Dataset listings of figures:
"""
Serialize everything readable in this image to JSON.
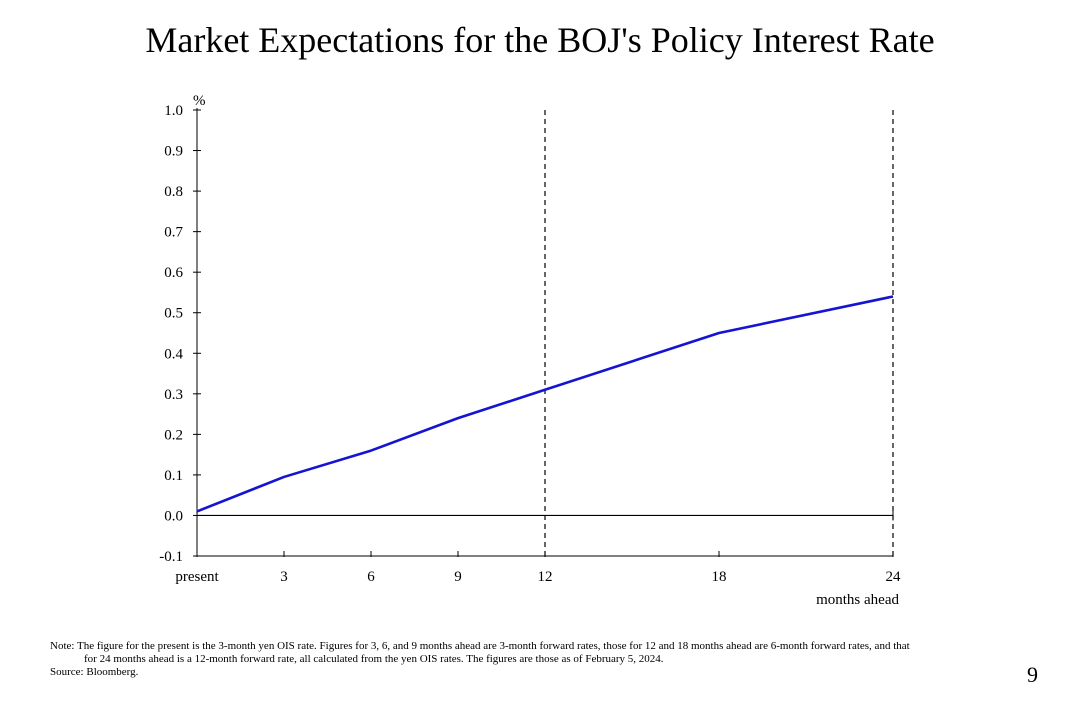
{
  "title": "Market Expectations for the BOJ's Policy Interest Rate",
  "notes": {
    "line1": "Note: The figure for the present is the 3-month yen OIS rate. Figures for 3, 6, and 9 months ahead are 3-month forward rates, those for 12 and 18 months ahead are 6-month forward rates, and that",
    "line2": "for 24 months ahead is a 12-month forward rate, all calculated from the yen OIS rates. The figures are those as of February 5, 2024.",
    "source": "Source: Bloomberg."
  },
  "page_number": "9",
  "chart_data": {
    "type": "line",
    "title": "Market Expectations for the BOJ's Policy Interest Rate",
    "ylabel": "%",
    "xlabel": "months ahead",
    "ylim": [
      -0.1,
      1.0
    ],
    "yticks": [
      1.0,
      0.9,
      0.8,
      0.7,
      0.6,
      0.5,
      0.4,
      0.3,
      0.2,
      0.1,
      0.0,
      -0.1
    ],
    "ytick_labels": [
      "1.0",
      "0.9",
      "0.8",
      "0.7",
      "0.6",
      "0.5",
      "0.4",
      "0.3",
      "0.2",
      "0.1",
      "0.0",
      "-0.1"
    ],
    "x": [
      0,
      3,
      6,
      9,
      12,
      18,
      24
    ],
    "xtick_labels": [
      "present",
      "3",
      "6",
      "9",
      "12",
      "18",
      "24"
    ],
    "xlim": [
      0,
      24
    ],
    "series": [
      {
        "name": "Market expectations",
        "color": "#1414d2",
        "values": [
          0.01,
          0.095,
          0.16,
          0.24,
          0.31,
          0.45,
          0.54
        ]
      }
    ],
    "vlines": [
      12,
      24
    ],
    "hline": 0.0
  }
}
"""
"""
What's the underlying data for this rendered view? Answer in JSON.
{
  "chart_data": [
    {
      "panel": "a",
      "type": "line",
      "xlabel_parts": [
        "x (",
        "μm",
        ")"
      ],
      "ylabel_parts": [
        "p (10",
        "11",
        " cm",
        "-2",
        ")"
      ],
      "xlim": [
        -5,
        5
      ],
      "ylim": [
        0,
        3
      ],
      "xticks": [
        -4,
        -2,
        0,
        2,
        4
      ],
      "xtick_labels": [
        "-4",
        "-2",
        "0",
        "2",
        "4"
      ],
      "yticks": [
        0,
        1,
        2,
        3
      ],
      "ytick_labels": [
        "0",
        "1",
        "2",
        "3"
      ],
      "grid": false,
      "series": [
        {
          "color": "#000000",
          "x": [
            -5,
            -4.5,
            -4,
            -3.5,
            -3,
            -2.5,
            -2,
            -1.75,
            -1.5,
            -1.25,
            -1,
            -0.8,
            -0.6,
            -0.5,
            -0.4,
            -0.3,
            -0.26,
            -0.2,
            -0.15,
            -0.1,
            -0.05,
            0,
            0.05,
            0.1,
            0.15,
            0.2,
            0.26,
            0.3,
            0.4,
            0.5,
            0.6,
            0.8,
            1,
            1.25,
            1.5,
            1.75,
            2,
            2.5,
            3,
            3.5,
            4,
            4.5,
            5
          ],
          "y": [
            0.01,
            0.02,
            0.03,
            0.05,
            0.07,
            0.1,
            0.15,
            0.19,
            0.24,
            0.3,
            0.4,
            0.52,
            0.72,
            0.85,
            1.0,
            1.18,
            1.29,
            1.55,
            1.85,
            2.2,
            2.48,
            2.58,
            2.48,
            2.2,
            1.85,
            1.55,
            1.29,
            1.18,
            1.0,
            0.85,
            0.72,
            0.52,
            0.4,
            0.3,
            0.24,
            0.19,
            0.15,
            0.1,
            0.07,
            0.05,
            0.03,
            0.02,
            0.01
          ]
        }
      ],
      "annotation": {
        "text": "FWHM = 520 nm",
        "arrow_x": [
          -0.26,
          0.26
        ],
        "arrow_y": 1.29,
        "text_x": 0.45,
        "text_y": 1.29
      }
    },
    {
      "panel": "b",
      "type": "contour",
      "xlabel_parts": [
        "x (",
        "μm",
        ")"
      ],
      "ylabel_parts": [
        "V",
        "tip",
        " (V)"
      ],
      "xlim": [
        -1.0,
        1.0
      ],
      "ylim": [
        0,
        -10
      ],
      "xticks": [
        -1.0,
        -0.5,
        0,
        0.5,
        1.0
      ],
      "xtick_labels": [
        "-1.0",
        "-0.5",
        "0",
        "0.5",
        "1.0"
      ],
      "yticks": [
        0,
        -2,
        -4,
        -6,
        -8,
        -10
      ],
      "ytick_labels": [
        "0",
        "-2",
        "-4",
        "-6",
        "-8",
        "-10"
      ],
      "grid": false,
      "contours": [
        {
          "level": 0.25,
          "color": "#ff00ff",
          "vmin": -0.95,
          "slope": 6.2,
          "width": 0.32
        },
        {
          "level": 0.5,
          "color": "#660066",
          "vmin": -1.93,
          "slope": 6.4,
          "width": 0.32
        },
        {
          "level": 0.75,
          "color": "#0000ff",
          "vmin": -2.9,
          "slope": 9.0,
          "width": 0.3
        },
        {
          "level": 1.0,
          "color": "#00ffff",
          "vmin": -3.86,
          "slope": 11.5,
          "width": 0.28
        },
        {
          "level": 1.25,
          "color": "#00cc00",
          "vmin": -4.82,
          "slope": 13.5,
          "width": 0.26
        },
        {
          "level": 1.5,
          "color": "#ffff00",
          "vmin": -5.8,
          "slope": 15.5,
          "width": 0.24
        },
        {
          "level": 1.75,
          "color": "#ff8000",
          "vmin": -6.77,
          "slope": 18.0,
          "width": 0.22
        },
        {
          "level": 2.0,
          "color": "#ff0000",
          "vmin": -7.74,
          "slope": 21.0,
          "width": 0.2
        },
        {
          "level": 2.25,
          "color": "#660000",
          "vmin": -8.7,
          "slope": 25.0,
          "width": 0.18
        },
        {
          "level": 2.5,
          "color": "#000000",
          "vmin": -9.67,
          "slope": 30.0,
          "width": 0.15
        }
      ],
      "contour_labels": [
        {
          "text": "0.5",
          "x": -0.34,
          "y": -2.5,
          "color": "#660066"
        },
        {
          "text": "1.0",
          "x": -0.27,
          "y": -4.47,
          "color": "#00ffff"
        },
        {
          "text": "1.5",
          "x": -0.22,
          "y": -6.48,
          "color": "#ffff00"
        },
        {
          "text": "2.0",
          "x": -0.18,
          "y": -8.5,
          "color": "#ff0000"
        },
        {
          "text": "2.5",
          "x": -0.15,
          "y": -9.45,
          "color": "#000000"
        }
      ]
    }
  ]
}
"""
▶ **Exercise details**: Go through the material and copy out every line with "slope" in it.

▶ **Written response**:
          "slope": 6.2,
          "slope": 6.4,
          "slope": 9.0,
          "slope": 11.5,
          "slope": 13.5,
          "slope": 15.5,
          "slope": 18.0,
          "slope": 21.0,
          "slope": 25.0,
          "slope": 30.0,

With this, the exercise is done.